Material provided ->

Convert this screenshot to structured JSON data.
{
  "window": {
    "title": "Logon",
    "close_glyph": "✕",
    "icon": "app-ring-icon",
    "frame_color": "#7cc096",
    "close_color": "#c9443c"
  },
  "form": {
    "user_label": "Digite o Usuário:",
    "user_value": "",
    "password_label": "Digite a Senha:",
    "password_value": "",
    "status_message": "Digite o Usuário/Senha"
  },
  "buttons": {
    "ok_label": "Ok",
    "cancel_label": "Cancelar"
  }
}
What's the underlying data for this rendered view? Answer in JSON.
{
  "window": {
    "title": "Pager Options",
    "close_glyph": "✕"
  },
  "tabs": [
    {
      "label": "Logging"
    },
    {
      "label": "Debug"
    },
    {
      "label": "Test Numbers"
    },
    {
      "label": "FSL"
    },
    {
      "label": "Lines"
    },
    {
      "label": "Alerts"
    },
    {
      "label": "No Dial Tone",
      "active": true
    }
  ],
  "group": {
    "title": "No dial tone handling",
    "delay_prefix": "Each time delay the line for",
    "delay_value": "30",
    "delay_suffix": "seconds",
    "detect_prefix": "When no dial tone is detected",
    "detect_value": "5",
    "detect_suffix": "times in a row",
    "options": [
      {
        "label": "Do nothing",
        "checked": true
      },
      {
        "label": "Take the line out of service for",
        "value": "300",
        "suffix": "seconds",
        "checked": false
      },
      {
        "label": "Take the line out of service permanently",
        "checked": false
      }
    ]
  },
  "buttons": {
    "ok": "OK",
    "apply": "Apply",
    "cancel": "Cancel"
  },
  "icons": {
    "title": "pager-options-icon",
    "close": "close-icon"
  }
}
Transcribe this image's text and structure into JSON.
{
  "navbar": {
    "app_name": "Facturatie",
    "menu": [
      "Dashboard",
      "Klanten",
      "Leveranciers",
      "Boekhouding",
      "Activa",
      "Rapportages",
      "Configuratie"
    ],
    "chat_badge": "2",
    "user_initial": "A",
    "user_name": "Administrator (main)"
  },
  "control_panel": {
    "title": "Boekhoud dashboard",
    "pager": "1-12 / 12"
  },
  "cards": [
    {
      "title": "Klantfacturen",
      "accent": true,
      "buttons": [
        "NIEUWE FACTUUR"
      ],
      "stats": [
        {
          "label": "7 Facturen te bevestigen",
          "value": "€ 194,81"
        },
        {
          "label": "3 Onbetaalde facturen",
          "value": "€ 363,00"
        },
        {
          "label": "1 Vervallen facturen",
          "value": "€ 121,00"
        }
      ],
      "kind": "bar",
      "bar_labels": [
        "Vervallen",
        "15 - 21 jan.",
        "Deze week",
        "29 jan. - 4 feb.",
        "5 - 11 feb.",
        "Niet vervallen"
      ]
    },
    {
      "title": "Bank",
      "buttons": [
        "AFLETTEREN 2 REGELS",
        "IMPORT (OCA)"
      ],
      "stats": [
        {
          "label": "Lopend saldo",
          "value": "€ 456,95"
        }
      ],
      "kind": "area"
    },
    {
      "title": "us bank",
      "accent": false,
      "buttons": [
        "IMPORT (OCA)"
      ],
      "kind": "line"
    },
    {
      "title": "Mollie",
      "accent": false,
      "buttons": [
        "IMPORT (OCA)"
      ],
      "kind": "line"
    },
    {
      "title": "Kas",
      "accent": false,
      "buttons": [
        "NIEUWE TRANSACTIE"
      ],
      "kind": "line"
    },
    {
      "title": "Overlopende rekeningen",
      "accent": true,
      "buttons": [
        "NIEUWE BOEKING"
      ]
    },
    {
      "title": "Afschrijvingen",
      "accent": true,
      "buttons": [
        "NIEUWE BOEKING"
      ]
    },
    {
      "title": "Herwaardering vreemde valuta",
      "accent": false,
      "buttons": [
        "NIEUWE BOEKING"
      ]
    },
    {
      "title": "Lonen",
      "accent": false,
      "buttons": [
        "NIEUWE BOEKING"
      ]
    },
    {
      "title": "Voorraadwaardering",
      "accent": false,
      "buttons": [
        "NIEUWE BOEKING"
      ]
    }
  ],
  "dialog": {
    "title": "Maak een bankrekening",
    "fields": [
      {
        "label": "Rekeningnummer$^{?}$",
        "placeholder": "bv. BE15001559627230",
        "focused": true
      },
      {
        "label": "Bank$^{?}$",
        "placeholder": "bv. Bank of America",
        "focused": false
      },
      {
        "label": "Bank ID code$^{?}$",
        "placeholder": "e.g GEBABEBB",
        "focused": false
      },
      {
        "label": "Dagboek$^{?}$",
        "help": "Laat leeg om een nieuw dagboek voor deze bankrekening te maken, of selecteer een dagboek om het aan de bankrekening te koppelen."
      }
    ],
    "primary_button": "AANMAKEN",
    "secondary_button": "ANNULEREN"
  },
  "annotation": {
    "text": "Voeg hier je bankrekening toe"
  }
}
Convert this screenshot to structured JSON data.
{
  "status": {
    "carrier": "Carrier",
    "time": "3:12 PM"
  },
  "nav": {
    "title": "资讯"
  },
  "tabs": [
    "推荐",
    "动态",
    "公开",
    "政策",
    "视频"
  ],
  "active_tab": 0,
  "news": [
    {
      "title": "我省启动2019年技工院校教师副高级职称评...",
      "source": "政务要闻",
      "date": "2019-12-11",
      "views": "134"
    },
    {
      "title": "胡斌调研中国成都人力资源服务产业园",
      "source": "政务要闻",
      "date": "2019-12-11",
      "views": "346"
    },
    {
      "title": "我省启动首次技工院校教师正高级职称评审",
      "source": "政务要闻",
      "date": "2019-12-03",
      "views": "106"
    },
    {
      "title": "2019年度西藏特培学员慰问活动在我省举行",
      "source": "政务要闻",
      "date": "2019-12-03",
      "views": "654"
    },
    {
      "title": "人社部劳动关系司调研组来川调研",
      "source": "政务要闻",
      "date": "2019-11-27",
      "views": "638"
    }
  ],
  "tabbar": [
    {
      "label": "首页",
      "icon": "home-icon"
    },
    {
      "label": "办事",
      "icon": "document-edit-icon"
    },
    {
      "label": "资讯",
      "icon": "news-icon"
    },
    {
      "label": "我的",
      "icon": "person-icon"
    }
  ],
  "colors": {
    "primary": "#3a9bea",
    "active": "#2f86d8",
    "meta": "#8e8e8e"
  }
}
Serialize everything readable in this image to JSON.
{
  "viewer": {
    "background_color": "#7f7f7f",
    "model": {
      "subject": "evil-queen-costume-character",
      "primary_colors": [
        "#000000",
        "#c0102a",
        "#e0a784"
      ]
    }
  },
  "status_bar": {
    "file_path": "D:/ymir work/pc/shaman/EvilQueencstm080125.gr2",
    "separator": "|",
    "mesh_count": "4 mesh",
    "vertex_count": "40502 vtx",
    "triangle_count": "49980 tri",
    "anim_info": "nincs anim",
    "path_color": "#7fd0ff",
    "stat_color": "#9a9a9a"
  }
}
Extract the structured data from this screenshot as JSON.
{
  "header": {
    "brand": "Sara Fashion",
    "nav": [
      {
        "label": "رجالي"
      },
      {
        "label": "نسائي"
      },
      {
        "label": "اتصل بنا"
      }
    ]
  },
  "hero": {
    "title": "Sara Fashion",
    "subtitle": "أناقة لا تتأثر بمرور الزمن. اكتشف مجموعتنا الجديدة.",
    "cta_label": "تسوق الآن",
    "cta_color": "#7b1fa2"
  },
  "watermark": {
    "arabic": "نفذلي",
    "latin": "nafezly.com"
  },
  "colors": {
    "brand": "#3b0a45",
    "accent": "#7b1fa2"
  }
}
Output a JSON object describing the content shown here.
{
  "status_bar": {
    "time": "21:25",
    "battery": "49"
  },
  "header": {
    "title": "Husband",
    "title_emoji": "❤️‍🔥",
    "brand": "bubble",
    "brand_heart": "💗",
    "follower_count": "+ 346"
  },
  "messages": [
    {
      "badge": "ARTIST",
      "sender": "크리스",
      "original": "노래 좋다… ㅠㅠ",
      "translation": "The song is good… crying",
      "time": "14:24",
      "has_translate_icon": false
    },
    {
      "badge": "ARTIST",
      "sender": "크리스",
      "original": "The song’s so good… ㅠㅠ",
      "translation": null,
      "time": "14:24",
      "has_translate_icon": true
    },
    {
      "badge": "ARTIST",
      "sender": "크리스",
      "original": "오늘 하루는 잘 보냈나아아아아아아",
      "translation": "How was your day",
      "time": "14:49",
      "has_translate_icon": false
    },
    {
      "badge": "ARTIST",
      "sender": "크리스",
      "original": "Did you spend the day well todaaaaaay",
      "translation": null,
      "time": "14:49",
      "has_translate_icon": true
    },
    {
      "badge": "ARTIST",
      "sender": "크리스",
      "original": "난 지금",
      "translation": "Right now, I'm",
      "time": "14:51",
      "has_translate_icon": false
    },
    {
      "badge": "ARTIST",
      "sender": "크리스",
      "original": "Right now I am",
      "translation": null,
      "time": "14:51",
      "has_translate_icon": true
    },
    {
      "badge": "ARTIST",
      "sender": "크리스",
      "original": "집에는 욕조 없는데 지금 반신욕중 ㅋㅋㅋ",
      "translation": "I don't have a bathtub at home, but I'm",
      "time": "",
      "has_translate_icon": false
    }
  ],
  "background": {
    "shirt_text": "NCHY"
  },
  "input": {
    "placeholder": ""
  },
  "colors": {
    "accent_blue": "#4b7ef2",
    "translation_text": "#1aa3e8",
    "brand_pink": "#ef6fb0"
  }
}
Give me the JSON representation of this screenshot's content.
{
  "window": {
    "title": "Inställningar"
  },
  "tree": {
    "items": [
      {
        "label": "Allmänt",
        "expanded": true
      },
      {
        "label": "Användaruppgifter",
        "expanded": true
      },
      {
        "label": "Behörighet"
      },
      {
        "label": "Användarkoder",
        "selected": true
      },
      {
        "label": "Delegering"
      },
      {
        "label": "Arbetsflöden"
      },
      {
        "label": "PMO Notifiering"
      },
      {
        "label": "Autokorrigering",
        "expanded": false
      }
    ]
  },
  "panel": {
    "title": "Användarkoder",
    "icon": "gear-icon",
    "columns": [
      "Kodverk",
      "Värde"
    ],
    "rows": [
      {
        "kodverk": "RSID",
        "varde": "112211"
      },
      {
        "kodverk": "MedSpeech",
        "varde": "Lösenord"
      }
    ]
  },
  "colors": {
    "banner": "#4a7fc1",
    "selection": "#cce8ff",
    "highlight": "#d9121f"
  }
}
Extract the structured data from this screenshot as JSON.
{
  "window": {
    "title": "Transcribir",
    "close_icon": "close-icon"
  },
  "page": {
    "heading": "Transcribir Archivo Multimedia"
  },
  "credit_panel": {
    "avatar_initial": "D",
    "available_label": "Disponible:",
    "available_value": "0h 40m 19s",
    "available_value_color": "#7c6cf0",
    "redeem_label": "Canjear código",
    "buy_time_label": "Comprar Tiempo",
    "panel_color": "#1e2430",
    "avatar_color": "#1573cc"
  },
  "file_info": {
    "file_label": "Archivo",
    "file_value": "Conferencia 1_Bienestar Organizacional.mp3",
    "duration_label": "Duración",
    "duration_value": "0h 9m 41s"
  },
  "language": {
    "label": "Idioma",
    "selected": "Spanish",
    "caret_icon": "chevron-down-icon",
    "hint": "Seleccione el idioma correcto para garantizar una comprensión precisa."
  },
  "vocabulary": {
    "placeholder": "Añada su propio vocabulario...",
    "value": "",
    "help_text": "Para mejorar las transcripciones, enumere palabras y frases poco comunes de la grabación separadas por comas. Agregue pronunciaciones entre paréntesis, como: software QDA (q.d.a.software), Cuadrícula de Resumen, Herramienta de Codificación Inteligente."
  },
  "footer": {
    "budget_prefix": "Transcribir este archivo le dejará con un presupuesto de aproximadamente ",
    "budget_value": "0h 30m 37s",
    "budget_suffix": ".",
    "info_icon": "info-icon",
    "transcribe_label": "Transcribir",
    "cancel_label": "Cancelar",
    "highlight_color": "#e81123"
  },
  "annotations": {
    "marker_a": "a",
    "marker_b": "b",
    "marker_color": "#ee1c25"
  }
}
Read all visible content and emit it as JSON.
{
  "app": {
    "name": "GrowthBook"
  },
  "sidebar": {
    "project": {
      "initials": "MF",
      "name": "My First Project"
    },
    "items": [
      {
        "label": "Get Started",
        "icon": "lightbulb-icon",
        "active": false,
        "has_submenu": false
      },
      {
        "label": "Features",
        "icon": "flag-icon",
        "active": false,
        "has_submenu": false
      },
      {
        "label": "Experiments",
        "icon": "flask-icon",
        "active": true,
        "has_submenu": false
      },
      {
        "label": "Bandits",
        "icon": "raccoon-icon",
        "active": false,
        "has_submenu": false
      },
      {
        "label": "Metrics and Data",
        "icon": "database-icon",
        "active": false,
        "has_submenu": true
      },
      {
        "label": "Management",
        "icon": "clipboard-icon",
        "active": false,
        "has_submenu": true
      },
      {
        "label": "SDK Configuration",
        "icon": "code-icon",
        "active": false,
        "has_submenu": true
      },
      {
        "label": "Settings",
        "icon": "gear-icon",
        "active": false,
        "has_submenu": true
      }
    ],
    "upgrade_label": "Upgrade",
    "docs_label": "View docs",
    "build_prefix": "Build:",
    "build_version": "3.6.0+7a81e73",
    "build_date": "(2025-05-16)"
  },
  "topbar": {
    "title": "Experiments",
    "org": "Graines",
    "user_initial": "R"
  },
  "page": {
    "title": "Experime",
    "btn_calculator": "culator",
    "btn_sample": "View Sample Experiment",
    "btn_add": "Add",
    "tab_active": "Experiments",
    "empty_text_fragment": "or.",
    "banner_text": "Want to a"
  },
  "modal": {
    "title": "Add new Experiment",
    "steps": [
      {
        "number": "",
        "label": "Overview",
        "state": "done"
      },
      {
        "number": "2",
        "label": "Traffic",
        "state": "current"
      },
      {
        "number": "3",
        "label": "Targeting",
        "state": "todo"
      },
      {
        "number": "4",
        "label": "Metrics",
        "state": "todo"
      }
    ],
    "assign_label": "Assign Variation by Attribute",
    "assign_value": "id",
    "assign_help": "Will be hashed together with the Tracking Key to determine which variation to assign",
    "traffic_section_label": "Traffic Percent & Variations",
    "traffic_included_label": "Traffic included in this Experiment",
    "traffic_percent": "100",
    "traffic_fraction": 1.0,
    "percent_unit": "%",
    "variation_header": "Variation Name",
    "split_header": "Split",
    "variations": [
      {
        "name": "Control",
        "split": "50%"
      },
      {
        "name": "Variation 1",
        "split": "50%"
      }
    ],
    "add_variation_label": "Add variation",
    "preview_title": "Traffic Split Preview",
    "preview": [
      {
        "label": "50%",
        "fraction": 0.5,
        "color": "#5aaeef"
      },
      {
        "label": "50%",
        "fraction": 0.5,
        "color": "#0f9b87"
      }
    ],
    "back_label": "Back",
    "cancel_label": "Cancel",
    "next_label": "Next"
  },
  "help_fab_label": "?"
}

Short exercise -> Only lines with the word "song" are wanted, so copy each one from the records.

Task result ->
      "translation": "The song is good… crying",
      "original": "The song’s so good… ㅠㅠ",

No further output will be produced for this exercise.